--- begin The input ---

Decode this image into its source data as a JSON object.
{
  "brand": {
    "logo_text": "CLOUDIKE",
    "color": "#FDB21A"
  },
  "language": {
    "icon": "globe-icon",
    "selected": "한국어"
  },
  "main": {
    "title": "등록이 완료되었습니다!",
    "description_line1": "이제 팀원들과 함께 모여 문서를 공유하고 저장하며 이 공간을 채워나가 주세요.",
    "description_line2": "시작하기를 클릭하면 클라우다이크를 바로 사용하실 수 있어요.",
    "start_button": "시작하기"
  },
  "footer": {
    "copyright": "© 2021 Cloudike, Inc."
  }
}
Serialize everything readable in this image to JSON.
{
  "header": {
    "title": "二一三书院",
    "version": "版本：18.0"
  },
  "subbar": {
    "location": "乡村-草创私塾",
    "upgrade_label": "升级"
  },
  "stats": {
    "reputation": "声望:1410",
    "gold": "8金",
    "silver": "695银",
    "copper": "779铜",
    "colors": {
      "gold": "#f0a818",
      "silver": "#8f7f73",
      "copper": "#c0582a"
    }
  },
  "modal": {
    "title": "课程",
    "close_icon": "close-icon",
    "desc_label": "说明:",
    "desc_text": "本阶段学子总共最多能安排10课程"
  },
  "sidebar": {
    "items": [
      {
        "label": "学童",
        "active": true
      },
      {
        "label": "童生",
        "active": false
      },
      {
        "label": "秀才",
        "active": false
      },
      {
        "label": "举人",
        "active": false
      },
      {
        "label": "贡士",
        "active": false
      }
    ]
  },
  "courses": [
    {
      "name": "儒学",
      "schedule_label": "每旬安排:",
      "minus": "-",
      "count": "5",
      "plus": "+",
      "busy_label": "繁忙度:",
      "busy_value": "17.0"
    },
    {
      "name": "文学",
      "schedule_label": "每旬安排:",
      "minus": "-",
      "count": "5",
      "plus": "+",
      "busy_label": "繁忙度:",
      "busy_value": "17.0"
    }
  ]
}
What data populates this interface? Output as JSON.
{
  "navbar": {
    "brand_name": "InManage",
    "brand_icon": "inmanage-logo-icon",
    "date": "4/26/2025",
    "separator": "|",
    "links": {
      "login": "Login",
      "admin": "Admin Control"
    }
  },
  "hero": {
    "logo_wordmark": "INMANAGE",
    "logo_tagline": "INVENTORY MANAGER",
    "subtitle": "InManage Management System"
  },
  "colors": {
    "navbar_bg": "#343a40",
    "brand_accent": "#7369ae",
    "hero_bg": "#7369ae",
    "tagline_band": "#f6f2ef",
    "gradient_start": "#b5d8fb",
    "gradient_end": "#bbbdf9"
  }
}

--- end The input ---

Word for word, quote all of the data above.

Expected answer ::
Decode this image into its source data as a JSON object.
{
  "brand": {
    "logo_text": "CLOUDIKE",
    "color": "#FDB21A"
  },
  "language": {
    "icon": "globe-icon",
    "selected": "한국어"
  },
  "main": {
    "title": "등록이 완료되었습니다!",
    "description_line1": "이제 팀원들과 함께 모여 문서를 공유하고 저장하며 이 공간을 채워나가 주세요.",
    "description_line2": "시작하기를 클릭하면 클라우다이크를 바로 사용하실 수 있어요.",
    "start_button": "시작하기"
  },
  "footer": {
    "copyright": "© 2021 Cloudike, Inc."
  }
}
Serialize everything readable in this image to JSON.
{
  "header": {
    "title": "二一三书院",
    "version": "版本：18.0"
  },
  "subbar": {
    "location": "乡村-草创私塾",
    "upgrade_label": "升级"
  },
  "stats": {
    "reputation": "声望:1410",
    "gold": "8金",
    "silver": "695银",
    "copper": "779铜",
    "colors": {
      "gold": "#f0a818",
      "silver": "#8f7f73",
      "copper": "#c0582a"
    }
  },
  "modal": {
    "title": "课程",
    "close_icon": "close-icon",
    "desc_label": "说明:",
    "desc_text": "本阶段学子总共最多能安排10课程"
  },
  "sidebar": {
    "items": [
      {
        "label": "学童",
        "active": true
      },
      {
        "label": "童生",
        "active": false
      },
      {
        "label": "秀才",
        "active": false
      },
      {
        "label": "举人",
        "active": false
      },
      {
        "label": "贡士",
        "active": false
      }
    ]
  },
  "courses": [
    {
      "name": "儒学",
      "schedule_label": "每旬安排:",
      "minus": "-",
      "count": "5",
      "plus": "+",
      "busy_label": "繁忙度:",
      "busy_value": "17.0"
    },
    {
      "name": "文学",
      "schedule_label": "每旬安排:",
      "minus": "-",
      "count": "5",
      "plus": "+",
      "busy_label": "繁忙度:",
      "busy_value": "17.0"
    }
  ]
}
What data populates this interface? Output as JSON.
{
  "navbar": {
    "brand_name": "InManage",
    "brand_icon": "inmanage-logo-icon",
    "date": "4/26/2025",
    "separator": "|",
    "links": {
      "login": "Login",
      "admin": "Admin Control"
    }
  },
  "hero": {
    "logo_wordmark": "INMANAGE",
    "logo_tagline": "INVENTORY MANAGER",
    "subtitle": "InManage Management System"
  },
  "colors": {
    "navbar_bg": "#343a40",
    "brand_accent": "#7369ae",
    "hero_bg": "#7369ae",
    "tagline_band": "#f6f2ef",
    "gradient_start": "#b5d8fb",
    "gradient_end": "#bbbdf9"
  }
}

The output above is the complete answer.